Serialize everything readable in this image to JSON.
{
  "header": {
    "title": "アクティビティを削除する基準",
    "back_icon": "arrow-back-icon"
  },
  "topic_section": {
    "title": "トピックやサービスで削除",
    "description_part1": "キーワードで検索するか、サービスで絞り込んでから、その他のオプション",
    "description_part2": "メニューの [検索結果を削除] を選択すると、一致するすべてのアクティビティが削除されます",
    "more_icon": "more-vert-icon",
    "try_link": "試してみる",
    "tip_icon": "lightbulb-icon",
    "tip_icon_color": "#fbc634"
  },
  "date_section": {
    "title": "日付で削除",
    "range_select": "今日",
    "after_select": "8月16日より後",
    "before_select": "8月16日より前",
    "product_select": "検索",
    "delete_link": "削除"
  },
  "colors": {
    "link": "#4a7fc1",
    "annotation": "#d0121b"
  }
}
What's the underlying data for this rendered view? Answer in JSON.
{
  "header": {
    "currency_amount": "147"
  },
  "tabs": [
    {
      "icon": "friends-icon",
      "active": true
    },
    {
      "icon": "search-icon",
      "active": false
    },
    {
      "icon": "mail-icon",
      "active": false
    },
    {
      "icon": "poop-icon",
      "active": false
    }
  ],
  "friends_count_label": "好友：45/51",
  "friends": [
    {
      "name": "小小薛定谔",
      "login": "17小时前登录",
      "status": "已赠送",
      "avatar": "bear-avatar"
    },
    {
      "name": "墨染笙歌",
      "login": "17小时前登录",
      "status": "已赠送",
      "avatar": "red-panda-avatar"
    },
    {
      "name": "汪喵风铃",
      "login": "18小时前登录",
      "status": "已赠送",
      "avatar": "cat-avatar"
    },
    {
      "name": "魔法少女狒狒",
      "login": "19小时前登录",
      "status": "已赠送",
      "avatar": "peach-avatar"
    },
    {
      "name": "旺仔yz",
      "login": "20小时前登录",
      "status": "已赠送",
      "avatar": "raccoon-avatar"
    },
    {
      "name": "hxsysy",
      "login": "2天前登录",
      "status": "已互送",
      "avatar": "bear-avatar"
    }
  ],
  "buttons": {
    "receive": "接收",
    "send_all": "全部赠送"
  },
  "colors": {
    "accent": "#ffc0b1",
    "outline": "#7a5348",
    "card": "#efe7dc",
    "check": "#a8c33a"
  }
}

Instructions to follow: Extract every entry in the listing word for word.

Output of the task:
Serialize everything readable in this image to JSON.
{
  "header": {
    "title": "アクティビティを削除する基準",
    "back_icon": "arrow-back-icon"
  },
  "topic_section": {
    "title": "トピックやサービスで削除",
    "description_part1": "キーワードで検索するか、サービスで絞り込んでから、その他のオプション",
    "description_part2": "メニューの [検索結果を削除] を選択すると、一致するすべてのアクティビティが削除されます",
    "more_icon": "more-vert-icon",
    "try_link": "試してみる",
    "tip_icon": "lightbulb-icon",
    "tip_icon_color": "#fbc634"
  },
  "date_section": {
    "title": "日付で削除",
    "range_select": "今日",
    "after_select": "8月16日より後",
    "before_select": "8月16日より前",
    "product_select": "検索",
    "delete_link": "削除"
  },
  "colors": {
    "link": "#4a7fc1",
    "annotation": "#d0121b"
  }
}
What's the underlying data for this rendered view? Answer in JSON.
{
  "header": {
    "currency_amount": "147"
  },
  "tabs": [
    {
      "icon": "friends-icon",
      "active": true
    },
    {
      "icon": "search-icon",
      "active": false
    },
    {
      "icon": "mail-icon",
      "active": false
    },
    {
      "icon": "poop-icon",
      "active": false
    }
  ],
  "friends_count_label": "好友：45/51",
  "friends": [
    {
      "name": "小小薛定谔",
      "login": "17小时前登录",
      "status": "已赠送",
      "avatar": "bear-avatar"
    },
    {
      "name": "墨染笙歌",
      "login": "17小时前登录",
      "status": "已赠送",
      "avatar": "red-panda-avatar"
    },
    {
      "name": "汪喵风铃",
      "login": "18小时前登录",
      "status": "已赠送",
      "avatar": "cat-avatar"
    },
    {
      "name": "魔法少女狒狒",
      "login": "19小时前登录",
      "status": "已赠送",
      "avatar": "peach-avatar"
    },
    {
      "name": "旺仔yz",
      "login": "20小时前登录",
      "status": "已赠送",
      "avatar": "raccoon-avatar"
    },
    {
      "name": "hxsysy",
      "login": "2天前登录",
      "status": "已互送",
      "avatar": "bear-avatar"
    }
  ],
  "buttons": {
    "receive": "接收",
    "send_all": "全部赠送"
  },
  "colors": {
    "accent": "#ffc0b1",
    "outline": "#7a5348",
    "card": "#efe7dc",
    "check": "#a8c33a"
  }
}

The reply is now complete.